### What is asked
Emit the data below verbatim, stripping out any pictures.

========================

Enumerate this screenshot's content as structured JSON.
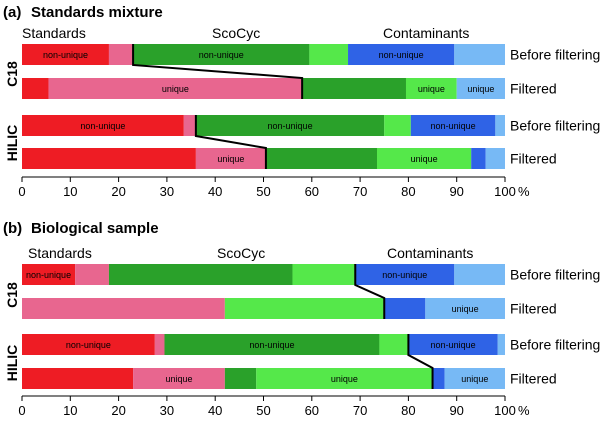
{
  "colors": {
    "standards_nonunique": "#ee1c24",
    "standards_unique": "#e8668f",
    "scocyc_nonunique": "#2aa12a",
    "scocyc_unique": "#55e84a",
    "contaminants_nonunique": "#2f63e6",
    "contaminants_unique": "#77b9f5",
    "connector": "#000000"
  },
  "chart_data": [
    {
      "type": "bar",
      "orientation": "horizontal",
      "stacked": true,
      "title": "Standards mixture",
      "panel_label": "(a)",
      "category_headers": [
        "Standards",
        "ScoCyc",
        "Contaminants"
      ],
      "xlim": [
        0,
        100
      ],
      "xticks": [
        "0",
        "10",
        "20",
        "30",
        "40",
        "50",
        "60",
        "70",
        "80",
        "90",
        "100"
      ],
      "x_unit": "%",
      "groups": [
        {
          "name": "C18",
          "rows": [
            {
              "name": "Before filtering",
              "segments": [
                {
                  "cls": "standards_nonunique",
                  "value": 18,
                  "label": "non-unique"
                },
                {
                  "cls": "standards_unique",
                  "value": 5,
                  "label": ""
                },
                {
                  "cls": "scocyc_nonunique",
                  "value": 36.5,
                  "label": "non-unique"
                },
                {
                  "cls": "scocyc_unique",
                  "value": 8,
                  "label": ""
                },
                {
                  "cls": "contaminants_nonunique",
                  "value": 22,
                  "label": "non-unique"
                },
                {
                  "cls": "contaminants_unique",
                  "value": 10.5,
                  "label": ""
                }
              ]
            },
            {
              "name": "Filtered",
              "segments": [
                {
                  "cls": "standards_nonunique",
                  "value": 5.5,
                  "label": ""
                },
                {
                  "cls": "standards_unique",
                  "value": 52.5,
                  "label": "unique"
                },
                {
                  "cls": "scocyc_nonunique",
                  "value": 21.5,
                  "label": ""
                },
                {
                  "cls": "scocyc_unique",
                  "value": 10.5,
                  "label": "unique"
                },
                {
                  "cls": "contaminants_unique",
                  "value": 10,
                  "label": "unique"
                }
              ]
            }
          ],
          "connector": [
            23,
            58
          ]
        },
        {
          "name": "HILIC",
          "rows": [
            {
              "name": "Before filtering",
              "segments": [
                {
                  "cls": "standards_nonunique",
                  "value": 33.5,
                  "label": "non-unique"
                },
                {
                  "cls": "standards_unique",
                  "value": 2.5,
                  "label": ""
                },
                {
                  "cls": "scocyc_nonunique",
                  "value": 39,
                  "label": "non-unique"
                },
                {
                  "cls": "scocyc_unique",
                  "value": 5.5,
                  "label": ""
                },
                {
                  "cls": "contaminants_nonunique",
                  "value": 17.5,
                  "label": "non-unique"
                },
                {
                  "cls": "contaminants_unique",
                  "value": 2,
                  "label": ""
                }
              ]
            },
            {
              "name": "Filtered",
              "segments": [
                {
                  "cls": "standards_nonunique",
                  "value": 36,
                  "label": ""
                },
                {
                  "cls": "standards_unique",
                  "value": 14.5,
                  "label": "unique"
                },
                {
                  "cls": "scocyc_nonunique",
                  "value": 23,
                  "label": ""
                },
                {
                  "cls": "scocyc_unique",
                  "value": 19.5,
                  "label": "unique"
                },
                {
                  "cls": "contaminants_nonunique",
                  "value": 3,
                  "label": ""
                },
                {
                  "cls": "contaminants_unique",
                  "value": 4,
                  "label": ""
                }
              ]
            }
          ],
          "connector": [
            36,
            50.5
          ]
        }
      ]
    },
    {
      "type": "bar",
      "orientation": "horizontal",
      "stacked": true,
      "title": "Biological sample",
      "panel_label": "(b)",
      "category_headers": [
        "Standards",
        "ScoCyc",
        "Contaminants"
      ],
      "xlim": [
        0,
        100
      ],
      "xticks": [
        "0",
        "10",
        "20",
        "30",
        "40",
        "50",
        "60",
        "70",
        "80",
        "90",
        "100"
      ],
      "x_unit": "%",
      "groups": [
        {
          "name": "C18",
          "rows": [
            {
              "name": "Before filtering",
              "segments": [
                {
                  "cls": "standards_nonunique",
                  "value": 11,
                  "label": "non-unique"
                },
                {
                  "cls": "standards_unique",
                  "value": 7,
                  "label": ""
                },
                {
                  "cls": "scocyc_nonunique",
                  "value": 38,
                  "label": ""
                },
                {
                  "cls": "scocyc_unique",
                  "value": 13,
                  "label": ""
                },
                {
                  "cls": "contaminants_nonunique",
                  "value": 20.5,
                  "label": "non-unique"
                },
                {
                  "cls": "contaminants_unique",
                  "value": 10.5,
                  "label": ""
                }
              ]
            },
            {
              "name": "Filtered",
              "segments": [
                {
                  "cls": "standards_unique",
                  "value": 42,
                  "label": ""
                },
                {
                  "cls": "scocyc_unique",
                  "value": 33,
                  "label": ""
                },
                {
                  "cls": "contaminants_nonunique",
                  "value": 8.5,
                  "label": ""
                },
                {
                  "cls": "contaminants_unique",
                  "value": 16.5,
                  "label": "unique"
                }
              ]
            }
          ],
          "connector": [
            69,
            75
          ]
        },
        {
          "name": "HILIC",
          "rows": [
            {
              "name": "Before filtering",
              "segments": [
                {
                  "cls": "standards_nonunique",
                  "value": 27.5,
                  "label": "non-unique"
                },
                {
                  "cls": "standards_unique",
                  "value": 2,
                  "label": ""
                },
                {
                  "cls": "scocyc_nonunique",
                  "value": 44.5,
                  "label": "non-unique"
                },
                {
                  "cls": "scocyc_unique",
                  "value": 6,
                  "label": ""
                },
                {
                  "cls": "contaminants_nonunique",
                  "value": 18.5,
                  "label": "non-unique"
                },
                {
                  "cls": "contaminants_unique",
                  "value": 1.5,
                  "label": ""
                }
              ]
            },
            {
              "name": "Filtered",
              "segments": [
                {
                  "cls": "standards_nonunique",
                  "value": 23,
                  "label": ""
                },
                {
                  "cls": "standards_unique",
                  "value": 19,
                  "label": "unique"
                },
                {
                  "cls": "scocyc_nonunique",
                  "value": 6.5,
                  "label": ""
                },
                {
                  "cls": "scocyc_unique",
                  "value": 36.5,
                  "label": "unique"
                },
                {
                  "cls": "contaminants_nonunique",
                  "value": 2.5,
                  "label": ""
                },
                {
                  "cls": "contaminants_unique",
                  "value": 12.5,
                  "label": "unique"
                }
              ]
            }
          ],
          "connector": [
            80,
            85
          ]
        }
      ]
    }
  ]
}
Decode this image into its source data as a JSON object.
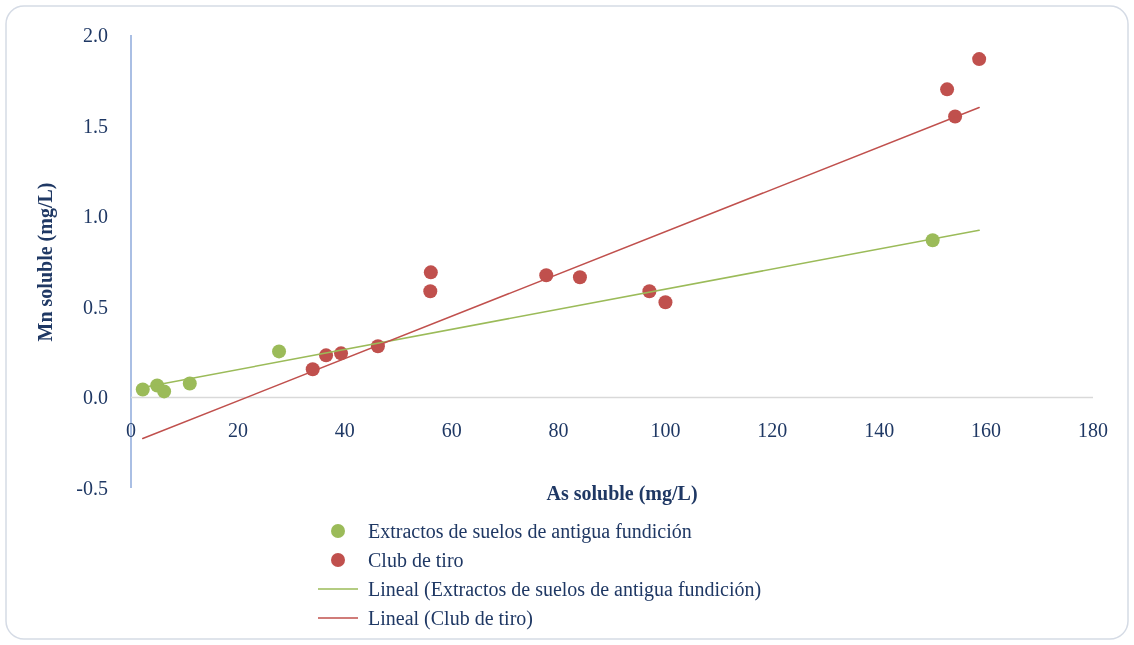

========================

### Task solution
Enumerate this screenshot's content as structured JSON.
{
  "colors": {
    "standards_nonunique": "#ee1c24",
    "standards_unique": "#e8668f",
    "scocyc_nonunique": "#2aa12a",
    "scocyc_unique": "#55e84a",
    "contaminants_nonunique": "#2f63e6",
    "contaminants_unique": "#77b9f5",
    "connector": "#000000"
  },
  "chart_data": [
    {
      "type": "bar",
      "orientation": "horizontal",
      "stacked": true,
      "title": "Standards mixture",
      "panel_label": "(a)",
      "category_headers": [
        "Standards",
        "ScoCyc",
        "Contaminants"
      ],
      "xlim": [
        0,
        100
      ],
      "xticks": [
        "0",
        "10",
        "20",
        "30",
        "40",
        "50",
        "60",
        "70",
        "80",
        "90",
        "100"
      ],
      "x_unit": "%",
      "groups": [
        {
          "name": "C18",
          "rows": [
            {
              "name": "Before filtering",
              "segments": [
                {
                  "cls": "standards_nonunique",
                  "value": 18,
                  "label": "non-unique"
                },
                {
                  "cls": "standards_unique",
                  "value": 5,
                  "label": ""
                },
                {
                  "cls": "scocyc_nonunique",
                  "value": 36.5,
                  "label": "non-unique"
                },
                {
                  "cls": "scocyc_unique",
                  "value": 8,
                  "label": ""
                },
                {
                  "cls": "contaminants_nonunique",
                  "value": 22,
                  "label": "non-unique"
                },
                {
                  "cls": "contaminants_unique",
                  "value": 10.5,
                  "label": ""
                }
              ]
            },
            {
              "name": "Filtered",
              "segments": [
                {
                  "cls": "standards_nonunique",
                  "value": 5.5,
                  "label": ""
                },
                {
                  "cls": "standards_unique",
                  "value": 52.5,
                  "label": "unique"
                },
                {
                  "cls": "scocyc_nonunique",
                  "value": 21.5,
                  "label": ""
                },
                {
                  "cls": "scocyc_unique",
                  "value": 10.5,
                  "label": "unique"
                },
                {
                  "cls": "contaminants_unique",
                  "value": 10,
                  "label": "unique"
                }
              ]
            }
          ],
          "connector": [
            23,
            58
          ]
        },
        {
          "name": "HILIC",
          "rows": [
            {
              "name": "Before filtering",
              "segments": [
                {
                  "cls": "standards_nonunique",
                  "value": 33.5,
                  "label": "non-unique"
                },
                {
                  "cls": "standards_unique",
                  "value": 2.5,
                  "label": ""
                },
                {
                  "cls": "scocyc_nonunique",
                  "value": 39,
                  "label": "non-unique"
                },
                {
                  "cls": "scocyc_unique",
                  "value": 5.5,
                  "label": ""
                },
                {
                  "cls": "contaminants_nonunique",
                  "value": 17.5,
                  "label": "non-unique"
                },
                {
                  "cls": "contaminants_unique",
                  "value": 2,
                  "label": ""
                }
              ]
            },
            {
              "name": "Filtered",
              "segments": [
                {
                  "cls": "standards_nonunique",
                  "value": 36,
                  "label": ""
                },
                {
                  "cls": "standards_unique",
                  "value": 14.5,
                  "label": "unique"
                },
                {
                  "cls": "scocyc_nonunique",
                  "value": 23,
                  "label": ""
                },
                {
                  "cls": "scocyc_unique",
                  "value": 19.5,
                  "label": "unique"
                },
                {
                  "cls": "contaminants_nonunique",
                  "value": 3,
                  "label": ""
                },
                {
                  "cls": "contaminants_unique",
                  "value": 4,
                  "label": ""
                }
              ]
            }
          ],
          "connector": [
            36,
            50.5
          ]
        }
      ]
    },
    {
      "type": "bar",
      "orientation": "horizontal",
      "stacked": true,
      "title": "Biological sample",
      "panel_label": "(b)",
      "category_headers": [
        "Standards",
        "ScoCyc",
        "Contaminants"
      ],
      "xlim": [
        0,
        100
      ],
      "xticks": [
        "0",
        "10",
        "20",
        "30",
        "40",
        "50",
        "60",
        "70",
        "80",
        "90",
        "100"
      ],
      "x_unit": "%",
      "groups": [
        {
          "name": "C18",
          "rows": [
            {
              "name": "Before filtering",
              "segments": [
                {
                  "cls": "standards_nonunique",
                  "value": 11,
                  "label": "non-unique"
                },
                {
                  "cls": "standards_unique",
                  "value": 7,
                  "label": ""
                },
                {
                  "cls": "scocyc_nonunique",
                  "value": 38,
                  "label": ""
                },
                {
                  "cls": "scocyc_unique",
                  "value": 13,
                  "label": ""
                },
                {
                  "cls": "contaminants_nonunique",
                  "value": 20.5,
                  "label": "non-unique"
                },
                {
                  "cls": "contaminants_unique",
                  "value": 10.5,
                  "label": ""
                }
              ]
            },
            {
              "name": "Filtered",
              "segments": [
                {
                  "cls": "standards_unique",
                  "value": 42,
                  "label": ""
                },
                {
                  "cls": "scocyc_unique",
                  "value": 33,
                  "label": ""
                },
                {
                  "cls": "contaminants_nonunique",
                  "value": 8.5,
                  "label": ""
                },
                {
                  "cls": "contaminants_unique",
                  "value": 16.5,
                  "label": "unique"
                }
              ]
            }
          ],
          "connector": [
            69,
            75
          ]
        },
        {
          "name": "HILIC",
          "rows": [
            {
              "name": "Before filtering",
              "segments": [
                {
                  "cls": "standards_nonunique",
                  "value": 27.5,
                  "label": "non-unique"
                },
                {
                  "cls": "standards_unique",
                  "value": 2,
                  "label": ""
                },
                {
                  "cls": "scocyc_nonunique",
                  "value": 44.5,
                  "label": "non-unique"
                },
                {
                  "cls": "scocyc_unique",
                  "value": 6,
                  "label": ""
                },
                {
                  "cls": "contaminants_nonunique",
                  "value": 18.5,
                  "label": "non-unique"
                },
                {
                  "cls": "contaminants_unique",
                  "value": 1.5,
                  "label": ""
                }
              ]
            },
            {
              "name": "Filtered",
              "segments": [
                {
                  "cls": "standards_nonunique",
                  "value": 23,
                  "label": ""
                },
                {
                  "cls": "standards_unique",
                  "value": 19,
                  "label": "unique"
                },
                {
                  "cls": "scocyc_nonunique",
                  "value": 6.5,
                  "label": ""
                },
                {
                  "cls": "scocyc_unique",
                  "value": 36.5,
                  "label": "unique"
                },
                {
                  "cls": "contaminants_nonunique",
                  "value": 2.5,
                  "label": ""
                },
                {
                  "cls": "contaminants_unique",
                  "value": 12.5,
                  "label": "unique"
                }
              ]
            }
          ],
          "connector": [
            80,
            85
          ]
        }
      ]
    }
  ]
}
Decode this image into its source data as a JSON object.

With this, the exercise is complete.